**Given request**
Transcribe the data in full and exactly, omitting any pictures.
-------
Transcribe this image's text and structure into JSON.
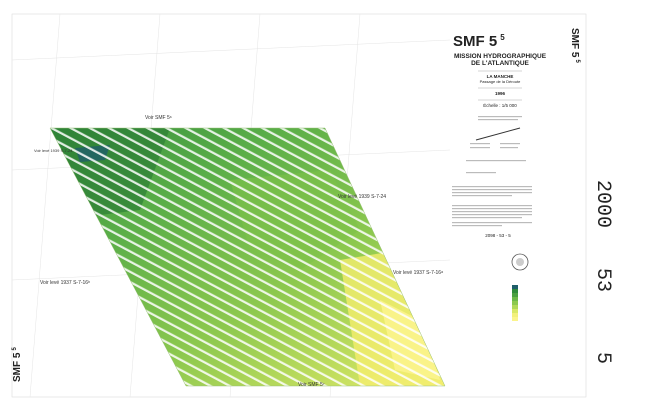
{
  "sheet": {
    "title": "SMF 5",
    "title_sup": "5",
    "organisation": [
      "MISSION HYDROGRAPHIQUE",
      "DE L'ATLANTIQUE"
    ],
    "region": "LA MANCHE",
    "area": "Passage de la Déroute",
    "year": "1996",
    "scale": "Échelle : 1/5 000",
    "reference": "2098 - 53 - 5",
    "side_codes": [
      "2000",
      "53",
      "5"
    ]
  },
  "map_labels": {
    "top": "Voir SMF 5⁶",
    "top_left": "Voir levé 1939 S-7-24",
    "mid_right": "Voir levé 1939 S-7-24",
    "left": "Voir levé 1937 S-7-16ᵇ",
    "right": "Voir levé 1937 S-7-16ᵃ",
    "bottom": "Voir SMF 5⁷"
  }
}
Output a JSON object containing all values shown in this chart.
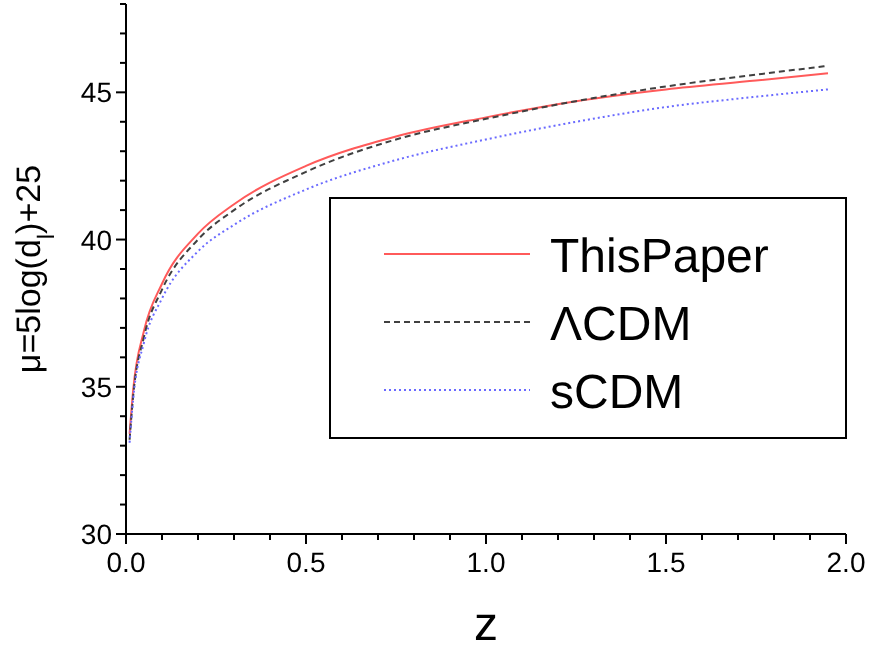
{
  "chart_data": {
    "type": "line",
    "xlabel": "z",
    "ylabel": "μ=5log(d$_{l}$)+25",
    "xlim": [
      0,
      2
    ],
    "ylim": [
      30,
      48
    ],
    "xticks": [
      {
        "value": 0,
        "label": "0.0"
      },
      {
        "value": 0.1,
        "label": null
      },
      {
        "value": 0.2,
        "label": null
      },
      {
        "value": 0.3,
        "label": null
      },
      {
        "value": 0.4,
        "label": null
      },
      {
        "value": 0.5,
        "label": "0.5"
      },
      {
        "value": 0.6,
        "label": null
      },
      {
        "value": 0.7,
        "label": null
      },
      {
        "value": 0.8,
        "label": null
      },
      {
        "value": 0.9,
        "label": null
      },
      {
        "value": 1,
        "label": "1.0"
      },
      {
        "value": 1.1,
        "label": null
      },
      {
        "value": 1.2,
        "label": null
      },
      {
        "value": 1.3,
        "label": null
      },
      {
        "value": 1.4,
        "label": null
      },
      {
        "value": 1.5,
        "label": "1.5"
      },
      {
        "value": 1.6,
        "label": null
      },
      {
        "value": 1.7,
        "label": null
      },
      {
        "value": 1.8,
        "label": null
      },
      {
        "value": 1.9,
        "label": null
      },
      {
        "value": 2,
        "label": "2.0"
      }
    ],
    "yticks": [
      30,
      {
        "value": 31,
        "label": null
      },
      {
        "value": 32,
        "label": null
      },
      {
        "value": 33,
        "label": null
      },
      {
        "value": 34,
        "label": null
      },
      35,
      {
        "value": 36,
        "label": null
      },
      {
        "value": 37,
        "label": null
      },
      {
        "value": 38,
        "label": null
      },
      {
        "value": 39,
        "label": null
      },
      40,
      {
        "value": 41,
        "label": null
      },
      {
        "value": 42,
        "label": null
      },
      {
        "value": 43,
        "label": null
      },
      {
        "value": 44,
        "label": null
      },
      45,
      {
        "value": 46,
        "label": null
      },
      {
        "value": 47,
        "label": null
      },
      {
        "value": 48,
        "label": null
      }
    ],
    "x": [
      0.01,
      0.02,
      0.05,
      0.1,
      0.2,
      0.3,
      0.5,
      0.75,
      1.0,
      1.25,
      1.5,
      1.75,
      1.95
    ],
    "grid": false,
    "legend": "right",
    "series": [
      {
        "name": "ThisPaper",
        "color": "#ff5a5a",
        "line_style": "solid",
        "values": [
          33.4,
          34.9,
          36.9,
          38.5,
          40.2,
          41.2,
          42.5,
          43.5,
          44.15,
          44.7,
          45.1,
          45.4,
          45.65
        ]
      },
      {
        "name": "ΛCDM",
        "color": "#404040",
        "line_style": "dashed",
        "values": [
          33.2,
          34.7,
          36.7,
          38.3,
          40.0,
          41.0,
          42.3,
          43.4,
          44.1,
          44.7,
          45.2,
          45.6,
          45.9
        ]
      },
      {
        "name": "sCDM",
        "color": "#6a6aff",
        "line_style": "dotted",
        "values": [
          33.1,
          34.6,
          36.5,
          38.0,
          39.6,
          40.5,
          41.7,
          42.7,
          43.4,
          44.0,
          44.5,
          44.85,
          45.1
        ]
      }
    ]
  }
}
-------
**The reply**
Transcribe this image's text and structure into JSON.
{
  "sheet": {
    "title": "SMF 5",
    "title_sup": "5",
    "organisation": [
      "MISSION HYDROGRAPHIQUE",
      "DE L'ATLANTIQUE"
    ],
    "region": "LA MANCHE",
    "area": "Passage de la Déroute",
    "year": "1996",
    "scale": "Échelle : 1/5 000",
    "reference": "2098 - 53 - 5",
    "side_codes": [
      "2000",
      "53",
      "5"
    ]
  },
  "map_labels": {
    "top": "Voir SMF 5⁶",
    "top_left": "Voir levé 1939 S-7-24",
    "mid_right": "Voir levé 1939 S-7-24",
    "left": "Voir levé 1937 S-7-16ᵇ",
    "right": "Voir levé 1937 S-7-16ᵃ",
    "bottom": "Voir SMF 5⁷"
  }
}
Output a JSON object containing all values shown in this chart.
{
  "chart_data": {
    "type": "line",
    "xlabel": "z",
    "ylabel": "μ=5log(d$_{l}$)+25",
    "xlim": [
      0,
      2
    ],
    "ylim": [
      30,
      48
    ],
    "xticks": [
      {
        "value": 0,
        "label": "0.0"
      },
      {
        "value": 0.1,
        "label": null
      },
      {
        "value": 0.2,
        "label": null
      },
      {
        "value": 0.3,
        "label": null
      },
      {
        "value": 0.4,
        "label": null
      },
      {
        "value": 0.5,
        "label": "0.5"
      },
      {
        "value": 0.6,
        "label": null
      },
      {
        "value": 0.7,
        "label": null
      },
      {
        "value": 0.8,
        "label": null
      },
      {
        "value": 0.9,
        "label": null
      },
      {
        "value": 1,
        "label": "1.0"
      },
      {
        "value": 1.1,
        "label": null
      },
      {
        "value": 1.2,
        "label": null
      },
      {
        "value": 1.3,
        "label": null
      },
      {
        "value": 1.4,
        "label": null
      },
      {
        "value": 1.5,
        "label": "1.5"
      },
      {
        "value": 1.6,
        "label": null
      },
      {
        "value": 1.7,
        "label": null
      },
      {
        "value": 1.8,
        "label": null
      },
      {
        "value": 1.9,
        "label": null
      },
      {
        "value": 2,
        "label": "2.0"
      }
    ],
    "yticks": [
      30,
      {
        "value": 31,
        "label": null
      },
      {
        "value": 32,
        "label": null
      },
      {
        "value": 33,
        "label": null
      },
      {
        "value": 34,
        "label": null
      },
      35,
      {
        "value": 36,
        "label": null
      },
      {
        "value": 37,
        "label": null
      },
      {
        "value": 38,
        "label": null
      },
      {
        "value": 39,
        "label": null
      },
      40,
      {
        "value": 41,
        "label": null
      },
      {
        "value": 42,
        "label": null
      },
      {
        "value": 43,
        "label": null
      },
      {
        "value": 44,
        "label": null
      },
      45,
      {
        "value": 46,
        "label": null
      },
      {
        "value": 47,
        "label": null
      },
      {
        "value": 48,
        "label": null
      }
    ],
    "x": [
      0.01,
      0.02,
      0.05,
      0.1,
      0.2,
      0.3,
      0.5,
      0.75,
      1.0,
      1.25,
      1.5,
      1.75,
      1.95
    ],
    "grid": false,
    "legend": "right",
    "series": [
      {
        "name": "ThisPaper",
        "color": "#ff5a5a",
        "line_style": "solid",
        "values": [
          33.4,
          34.9,
          36.9,
          38.5,
          40.2,
          41.2,
          42.5,
          43.5,
          44.15,
          44.7,
          45.1,
          45.4,
          45.65
        ]
      },
      {
        "name": "ΛCDM",
        "color": "#404040",
        "line_style": "dashed",
        "values": [
          33.2,
          34.7,
          36.7,
          38.3,
          40.0,
          41.0,
          42.3,
          43.4,
          44.1,
          44.7,
          45.2,
          45.6,
          45.9
        ]
      },
      {
        "name": "sCDM",
        "color": "#6a6aff",
        "line_style": "dotted",
        "values": [
          33.1,
          34.6,
          36.5,
          38.0,
          39.6,
          40.5,
          41.7,
          42.7,
          43.4,
          44.0,
          44.5,
          44.85,
          45.1
        ]
      }
    ]
  }
}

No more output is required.